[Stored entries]
┄┄┄┄┄┄┄┄┄┄
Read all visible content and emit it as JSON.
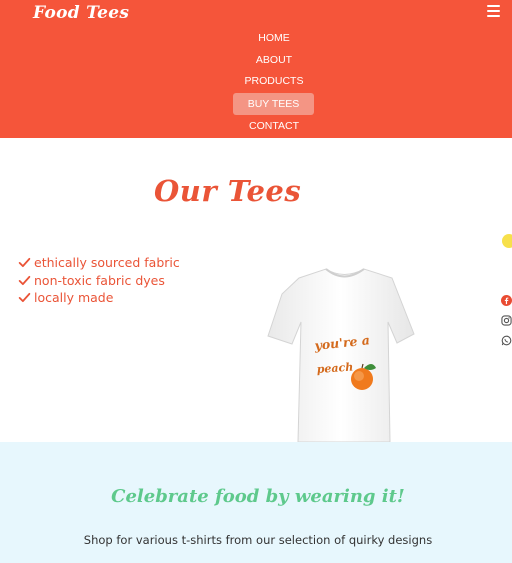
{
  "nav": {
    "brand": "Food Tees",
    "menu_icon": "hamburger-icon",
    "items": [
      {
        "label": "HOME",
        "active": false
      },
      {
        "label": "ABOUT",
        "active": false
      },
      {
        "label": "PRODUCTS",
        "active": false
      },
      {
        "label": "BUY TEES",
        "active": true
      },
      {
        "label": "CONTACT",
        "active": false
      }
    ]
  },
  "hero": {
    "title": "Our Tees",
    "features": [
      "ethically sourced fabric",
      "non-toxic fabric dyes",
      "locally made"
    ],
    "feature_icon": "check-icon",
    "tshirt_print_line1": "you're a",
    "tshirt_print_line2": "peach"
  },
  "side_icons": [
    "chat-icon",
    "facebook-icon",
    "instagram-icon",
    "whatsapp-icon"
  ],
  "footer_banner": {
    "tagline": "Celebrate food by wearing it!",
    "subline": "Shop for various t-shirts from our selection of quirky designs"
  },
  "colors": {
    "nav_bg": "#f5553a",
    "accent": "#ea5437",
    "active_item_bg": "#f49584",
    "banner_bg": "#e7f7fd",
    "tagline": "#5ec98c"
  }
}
┄┄┄┄┄┄┄┄┄┄
◆ DO THIS
Copy the records exactly. Skip the pictures.

◆ THE OUTPUT
Read all visible content and emit it as JSON.
{
  "nav": {
    "brand": "Food Tees",
    "menu_icon": "hamburger-icon",
    "items": [
      {
        "label": "HOME",
        "active": false
      },
      {
        "label": "ABOUT",
        "active": false
      },
      {
        "label": "PRODUCTS",
        "active": false
      },
      {
        "label": "BUY TEES",
        "active": true
      },
      {
        "label": "CONTACT",
        "active": false
      }
    ]
  },
  "hero": {
    "title": "Our Tees",
    "features": [
      "ethically sourced fabric",
      "non-toxic fabric dyes",
      "locally made"
    ],
    "feature_icon": "check-icon",
    "tshirt_print_line1": "you're a",
    "tshirt_print_line2": "peach"
  },
  "side_icons": [
    "chat-icon",
    "facebook-icon",
    "instagram-icon",
    "whatsapp-icon"
  ],
  "footer_banner": {
    "tagline": "Celebrate food by wearing it!",
    "subline": "Shop for various t-shirts from our selection of quirky designs"
  },
  "colors": {
    "nav_bg": "#f5553a",
    "accent": "#ea5437",
    "active_item_bg": "#f49584",
    "banner_bg": "#e7f7fd",
    "tagline": "#5ec98c"
  }
}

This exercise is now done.